* **Directions**
1) Answer these questions from the passage on Apple TV, giving each answer on its own line marked with the same letter.
(a) What have some people compared Apple TV's acceptance with?
(b) Who pointed out iTunes' position in the download market?
(c) What share of movie downloads does iTunes have?
2) Extract the part of the passage on Apple TV starting with "In the last" and going on through "Vista’s mediocre acceptance.".
3) Decide whether each statement below agrees with the passage on Apple TV. Answer yes or no for each, and quote the words from the passage that decide it.
(a) Apple TV sold as well as many had expected.
(b) More Apple TVs are out there than any other media extender.
(c) The writer considers Apple TV a flop.

___ Source excerpt

In the last couple of months, analysts and columnists have been piling on Apple TV. They’ve been calling it a failure. Some have even compared it with Vista’s mediocre acceptance.
The horror! The horror!
I think the Apple TV naysayers are wrong.. Was it a rip-roaring success like the iPhone? Nope. Did it not sell as well as many expected? Yep. Doesn’t that mean it’s a flop? Not at all.
Even with relatively low-sales, there are still more Apple TVs out there than any other media extender. What’s far more important, and frankly I hadn’t realized it until Daniel Eran Dilger of Roughly Drafted pointed it out in his stories, Apple TV Digital Disruption at Work and Should Apple TV Copy TiVo and Media Center? is that Apple iTunes owns the TV episode market with over 99% of the legal downloads and has the lion’s share of movie downloads with 42%.

______
___ Provided material

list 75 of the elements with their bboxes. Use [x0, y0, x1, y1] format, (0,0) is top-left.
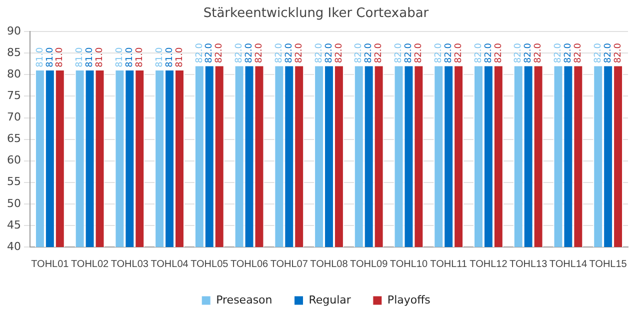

______

* **Solutions in order**
1)
(a) Vista's mediocre acceptance
(b) Daniel Eran Dilger of Roughly Drafted
(c) 42%

2)
In the last couple of months, analysts and columnists have been piling on Apple TV. They’ve been calling it a failure. Some have even compared it with Vista’s mediocre acceptance.

3)
(a) No: "Did it not sell as well as many expected? Yep."
(b) Yes: "there are still more Apple TVs out there than any other media extender"
(c) No: "Doesn’t that mean it’s a flop? Not at all."